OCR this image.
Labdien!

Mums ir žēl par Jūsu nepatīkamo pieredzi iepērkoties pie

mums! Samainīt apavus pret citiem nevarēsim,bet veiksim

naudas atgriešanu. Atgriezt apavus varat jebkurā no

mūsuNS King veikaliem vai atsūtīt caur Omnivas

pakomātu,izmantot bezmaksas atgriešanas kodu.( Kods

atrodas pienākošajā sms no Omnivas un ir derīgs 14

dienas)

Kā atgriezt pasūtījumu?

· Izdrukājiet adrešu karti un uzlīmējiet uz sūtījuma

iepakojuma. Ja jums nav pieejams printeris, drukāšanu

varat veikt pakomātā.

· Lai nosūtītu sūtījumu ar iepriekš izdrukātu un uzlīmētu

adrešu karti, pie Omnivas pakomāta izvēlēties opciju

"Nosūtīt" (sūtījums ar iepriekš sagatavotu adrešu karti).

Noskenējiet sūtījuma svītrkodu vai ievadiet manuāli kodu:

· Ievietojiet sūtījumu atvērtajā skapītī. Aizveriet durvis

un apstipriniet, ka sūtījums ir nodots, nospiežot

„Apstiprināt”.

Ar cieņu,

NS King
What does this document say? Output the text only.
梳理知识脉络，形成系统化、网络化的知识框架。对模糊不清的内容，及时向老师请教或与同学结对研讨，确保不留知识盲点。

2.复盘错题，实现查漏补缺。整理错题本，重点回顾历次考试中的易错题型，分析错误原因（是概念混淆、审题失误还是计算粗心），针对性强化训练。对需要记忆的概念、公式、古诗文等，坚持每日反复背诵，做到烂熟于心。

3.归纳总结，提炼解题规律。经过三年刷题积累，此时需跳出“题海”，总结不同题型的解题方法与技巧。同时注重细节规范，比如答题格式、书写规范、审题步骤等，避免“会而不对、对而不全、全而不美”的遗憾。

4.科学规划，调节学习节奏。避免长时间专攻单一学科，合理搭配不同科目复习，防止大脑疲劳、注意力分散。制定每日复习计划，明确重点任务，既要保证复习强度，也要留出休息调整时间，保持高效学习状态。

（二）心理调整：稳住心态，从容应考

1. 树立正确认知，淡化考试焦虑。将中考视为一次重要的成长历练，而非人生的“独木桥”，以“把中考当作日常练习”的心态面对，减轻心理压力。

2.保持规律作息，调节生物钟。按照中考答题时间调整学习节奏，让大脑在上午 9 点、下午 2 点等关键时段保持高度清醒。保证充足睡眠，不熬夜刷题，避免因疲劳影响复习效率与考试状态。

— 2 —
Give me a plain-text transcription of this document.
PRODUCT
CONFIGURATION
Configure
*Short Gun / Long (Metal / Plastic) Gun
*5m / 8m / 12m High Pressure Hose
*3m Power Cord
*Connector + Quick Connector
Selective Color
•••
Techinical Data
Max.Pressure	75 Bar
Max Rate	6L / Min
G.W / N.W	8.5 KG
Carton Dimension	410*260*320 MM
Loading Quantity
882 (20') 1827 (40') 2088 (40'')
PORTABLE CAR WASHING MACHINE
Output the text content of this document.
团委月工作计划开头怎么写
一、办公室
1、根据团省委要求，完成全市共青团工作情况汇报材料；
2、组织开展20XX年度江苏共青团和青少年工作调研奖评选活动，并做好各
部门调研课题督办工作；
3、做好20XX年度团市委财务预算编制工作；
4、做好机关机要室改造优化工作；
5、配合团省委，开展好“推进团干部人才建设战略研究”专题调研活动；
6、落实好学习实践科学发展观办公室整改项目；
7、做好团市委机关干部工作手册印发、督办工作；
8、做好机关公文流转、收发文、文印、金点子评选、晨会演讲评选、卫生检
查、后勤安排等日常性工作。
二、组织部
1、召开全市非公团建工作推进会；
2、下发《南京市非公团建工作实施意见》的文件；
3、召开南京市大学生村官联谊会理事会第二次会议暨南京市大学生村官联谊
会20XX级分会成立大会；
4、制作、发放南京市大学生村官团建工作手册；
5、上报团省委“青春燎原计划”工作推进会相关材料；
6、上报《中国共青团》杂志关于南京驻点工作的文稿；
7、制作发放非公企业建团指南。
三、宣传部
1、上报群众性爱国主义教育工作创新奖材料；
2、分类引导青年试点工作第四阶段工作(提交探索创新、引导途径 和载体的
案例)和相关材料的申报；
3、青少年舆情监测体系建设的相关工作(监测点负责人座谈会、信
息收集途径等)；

****************************************

THE EXERCISE:
Reproduce the material in full, with no word added or dropped.

SOLVED PROBLEM:
OCR this image.
Labdien!

Mums ir žēl par Jūsu nepatīkamo pieredzi iepērkoties pie

mums! Samainīt apavus pret citiem nevarēsim,bet veiksim

naudas atgriešanu. Atgriezt apavus varat jebkurā no

mūsuNS King veikaliem vai atsūtīt caur Omnivas

pakomātu,izmantot bezmaksas atgriešanas kodu.( Kods

atrodas pienākošajā sms no Omnivas un ir derīgs 14

dienas)

Kā atgriezt pasūtījumu?

· Izdrukājiet adrešu karti un uzlīmējiet uz sūtījuma

iepakojuma. Ja jums nav pieejams printeris, drukāšanu

varat veikt pakomātā.

· Lai nosūtītu sūtījumu ar iepriekš izdrukātu un uzlīmētu

adrešu karti, pie Omnivas pakomāta izvēlēties opciju

"Nosūtīt" (sūtījums ar iepriekš sagatavotu adrešu karti).

Noskenējiet sūtījuma svītrkodu vai ievadiet manuāli kodu:

· Ievietojiet sūtījumu atvērtajā skapītī. Aizveriet durvis

un apstipriniet, ka sūtījums ir nodots, nospiežot

„Apstiprināt”.

Ar cieņu,

NS King
What does this document say? Output the text only.
梳理知识脉络，形成系统化、网络化的知识框架。对模糊不清的内容，及时向老师请教或与同学结对研讨，确保不留知识盲点。

2.复盘错题，实现查漏补缺。整理错题本，重点回顾历次考试中的易错题型，分析错误原因（是概念混淆、审题失误还是计算粗心），针对性强化训练。对需要记忆的概念、公式、古诗文等，坚持每日反复背诵，做到烂熟于心。

3.归纳总结，提炼解题规律。经过三年刷题积累，此时需跳出“题海”，总结不同题型的解题方法与技巧。同时注重细节规范，比如答题格式、书写规范、审题步骤等，避免“会而不对、对而不全、全而不美”的遗憾。

4.科学规划，调节学习节奏。避免长时间专攻单一学科，合理搭配不同科目复习，防止大脑疲劳、注意力分散。制定每日复习计划，明确重点任务，既要保证复习强度，也要留出休息调整时间，保持高效学习状态。

（二）心理调整：稳住心态，从容应考

1. 树立正确认知，淡化考试焦虑。将中考视为一次重要的成长历练，而非人生的“独木桥”，以“把中考当作日常练习”的心态面对，减轻心理压力。

2.保持规律作息，调节生物钟。按照中考答题时间调整学习节奏，让大脑在上午 9 点、下午 2 点等关键时段保持高度清醒。保证充足睡眠，不熬夜刷题，避免因疲劳影响复习效率与考试状态。

— 2 —
Give me a plain-text transcription of this document.
PRODUCT
CONFIGURATION
Configure
*Short Gun / Long (Metal / Plastic) Gun
*5m / 8m / 12m High Pressure Hose
*3m Power Cord
*Connector + Quick Connector
Selective Color
•••
Techinical Data
Max.Pressure	75 Bar
Max Rate	6L / Min
G.W / N.W	8.5 KG
Carton Dimension	410*260*320 MM
Loading Quantity
882 (20') 1827 (40') 2088 (40'')
PORTABLE CAR WASHING MACHINE
Output the text content of this document.
团委月工作计划开头怎么写
一、办公室
1、根据团省委要求，完成全市共青团工作情况汇报材料；
2、组织开展20XX年度江苏共青团和青少年工作调研奖评选活动，并做好各
部门调研课题督办工作；
3、做好20XX年度团市委财务预算编制工作；
4、做好机关机要室改造优化工作；
5、配合团省委，开展好“推进团干部人才建设战略研究”专题调研活动；
6、落实好学习实践科学发展观办公室整改项目；
7、做好团市委机关干部工作手册印发、督办工作；
8、做好机关公文流转、收发文、文印、金点子评选、晨会演讲评选、卫生检
查、后勤安排等日常性工作。
二、组织部
1、召开全市非公团建工作推进会；
2、下发《南京市非公团建工作实施意见》的文件；
3、召开南京市大学生村官联谊会理事会第二次会议暨南京市大学生村官联谊
会20XX级分会成立大会；
4、制作、发放南京市大学生村官团建工作手册；
5、上报团省委“青春燎原计划”工作推进会相关材料；
6、上报《中国共青团》杂志关于南京驻点工作的文稿；
7、制作发放非公企业建团指南。
三、宣传部
1、上报群众性爱国主义教育工作创新奖材料；
2、分类引导青年试点工作第四阶段工作(提交探索创新、引导途径 和载体的
案例)和相关材料的申报；
3、青少年舆情监测体系建设的相关工作(监测点负责人座谈会、信
息收集途径等)；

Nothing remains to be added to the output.